**WHAT THE TASK REQUIRES:** Please pull out every line of the data below that contains the string "grid".

[Region boundary data]
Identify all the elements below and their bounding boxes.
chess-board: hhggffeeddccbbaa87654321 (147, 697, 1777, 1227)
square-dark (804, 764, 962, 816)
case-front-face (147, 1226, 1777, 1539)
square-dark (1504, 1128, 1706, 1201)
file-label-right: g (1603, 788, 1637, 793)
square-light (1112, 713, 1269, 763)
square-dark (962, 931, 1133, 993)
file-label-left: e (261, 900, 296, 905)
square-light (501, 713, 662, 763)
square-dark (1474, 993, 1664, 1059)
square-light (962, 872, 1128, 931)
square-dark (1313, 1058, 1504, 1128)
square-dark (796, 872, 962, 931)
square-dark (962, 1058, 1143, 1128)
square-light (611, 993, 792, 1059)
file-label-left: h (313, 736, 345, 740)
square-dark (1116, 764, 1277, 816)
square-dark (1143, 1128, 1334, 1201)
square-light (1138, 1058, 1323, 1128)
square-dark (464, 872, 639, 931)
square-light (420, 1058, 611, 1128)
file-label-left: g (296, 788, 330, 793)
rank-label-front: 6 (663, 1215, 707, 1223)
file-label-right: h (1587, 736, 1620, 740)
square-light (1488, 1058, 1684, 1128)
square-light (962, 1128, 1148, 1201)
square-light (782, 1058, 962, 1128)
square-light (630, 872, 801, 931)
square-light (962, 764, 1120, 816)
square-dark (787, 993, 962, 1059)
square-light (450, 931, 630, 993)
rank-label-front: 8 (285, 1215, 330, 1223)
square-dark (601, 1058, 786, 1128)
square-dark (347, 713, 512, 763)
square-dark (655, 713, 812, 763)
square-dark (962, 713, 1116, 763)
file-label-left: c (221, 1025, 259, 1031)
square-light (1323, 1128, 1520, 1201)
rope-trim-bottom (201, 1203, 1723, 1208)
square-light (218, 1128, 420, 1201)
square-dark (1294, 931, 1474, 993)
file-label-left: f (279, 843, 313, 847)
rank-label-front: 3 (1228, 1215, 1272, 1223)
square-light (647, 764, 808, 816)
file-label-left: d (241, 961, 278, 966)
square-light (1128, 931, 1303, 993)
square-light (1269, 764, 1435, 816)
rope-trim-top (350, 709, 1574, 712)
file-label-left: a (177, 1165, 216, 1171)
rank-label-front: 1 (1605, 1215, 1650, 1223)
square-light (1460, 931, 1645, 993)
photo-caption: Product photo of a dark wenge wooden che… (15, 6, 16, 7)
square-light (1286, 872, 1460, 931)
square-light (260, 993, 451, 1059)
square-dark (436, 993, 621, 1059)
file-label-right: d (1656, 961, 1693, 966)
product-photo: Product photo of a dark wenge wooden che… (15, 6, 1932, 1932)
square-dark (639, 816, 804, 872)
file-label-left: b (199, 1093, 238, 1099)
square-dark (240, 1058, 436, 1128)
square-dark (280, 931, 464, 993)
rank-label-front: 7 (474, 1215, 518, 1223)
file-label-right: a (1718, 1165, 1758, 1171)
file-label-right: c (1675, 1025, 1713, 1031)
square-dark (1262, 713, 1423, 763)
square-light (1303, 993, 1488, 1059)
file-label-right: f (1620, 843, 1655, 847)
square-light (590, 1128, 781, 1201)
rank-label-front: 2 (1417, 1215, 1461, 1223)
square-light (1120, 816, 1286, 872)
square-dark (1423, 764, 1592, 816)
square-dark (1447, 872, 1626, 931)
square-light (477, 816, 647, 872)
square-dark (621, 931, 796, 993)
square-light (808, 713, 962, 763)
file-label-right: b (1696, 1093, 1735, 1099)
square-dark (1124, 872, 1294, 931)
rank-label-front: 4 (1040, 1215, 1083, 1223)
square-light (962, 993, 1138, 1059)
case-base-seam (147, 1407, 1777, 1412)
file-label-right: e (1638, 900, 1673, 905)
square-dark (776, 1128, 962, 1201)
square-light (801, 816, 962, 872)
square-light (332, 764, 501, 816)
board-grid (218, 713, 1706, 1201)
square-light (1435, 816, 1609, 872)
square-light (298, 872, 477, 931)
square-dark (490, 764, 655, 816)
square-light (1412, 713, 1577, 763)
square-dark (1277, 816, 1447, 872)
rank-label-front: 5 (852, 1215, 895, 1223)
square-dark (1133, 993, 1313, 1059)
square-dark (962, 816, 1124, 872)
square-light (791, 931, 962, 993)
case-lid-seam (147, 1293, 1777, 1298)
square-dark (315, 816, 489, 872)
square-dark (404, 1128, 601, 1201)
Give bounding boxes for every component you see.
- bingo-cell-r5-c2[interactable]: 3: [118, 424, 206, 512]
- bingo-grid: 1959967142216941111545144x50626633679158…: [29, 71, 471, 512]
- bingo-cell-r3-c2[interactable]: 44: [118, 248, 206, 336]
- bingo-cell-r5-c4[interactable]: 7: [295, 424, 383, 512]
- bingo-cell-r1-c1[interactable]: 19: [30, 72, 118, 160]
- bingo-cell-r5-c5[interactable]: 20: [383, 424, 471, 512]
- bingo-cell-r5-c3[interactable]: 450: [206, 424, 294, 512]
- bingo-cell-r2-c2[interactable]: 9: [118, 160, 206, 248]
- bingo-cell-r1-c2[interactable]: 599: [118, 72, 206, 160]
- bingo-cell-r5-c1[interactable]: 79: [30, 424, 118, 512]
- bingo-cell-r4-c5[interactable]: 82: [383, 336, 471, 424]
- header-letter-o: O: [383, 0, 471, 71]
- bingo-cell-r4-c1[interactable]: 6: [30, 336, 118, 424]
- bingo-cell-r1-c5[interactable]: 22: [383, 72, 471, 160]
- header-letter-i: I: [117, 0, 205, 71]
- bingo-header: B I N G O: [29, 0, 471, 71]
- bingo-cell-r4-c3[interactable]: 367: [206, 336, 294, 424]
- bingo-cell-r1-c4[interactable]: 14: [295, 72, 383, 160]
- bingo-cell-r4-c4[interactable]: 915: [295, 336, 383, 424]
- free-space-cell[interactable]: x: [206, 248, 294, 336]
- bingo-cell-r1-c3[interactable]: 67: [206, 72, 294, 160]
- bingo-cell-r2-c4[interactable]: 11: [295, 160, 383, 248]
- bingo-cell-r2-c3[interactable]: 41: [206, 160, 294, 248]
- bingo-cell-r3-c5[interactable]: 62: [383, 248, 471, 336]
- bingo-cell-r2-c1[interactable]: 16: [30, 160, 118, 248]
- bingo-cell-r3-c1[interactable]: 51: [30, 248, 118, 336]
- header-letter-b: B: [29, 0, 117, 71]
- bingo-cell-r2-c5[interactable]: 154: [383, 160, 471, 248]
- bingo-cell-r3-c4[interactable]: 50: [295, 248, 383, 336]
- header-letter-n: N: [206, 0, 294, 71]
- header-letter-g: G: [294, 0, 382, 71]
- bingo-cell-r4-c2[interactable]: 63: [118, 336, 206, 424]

**SOLUTION TO THIS EXERCISE:**
board-grid (218, 713, 1706, 1201)
- bingo-grid: 1959967142216941111545144x50626633679158…: [29, 71, 471, 512]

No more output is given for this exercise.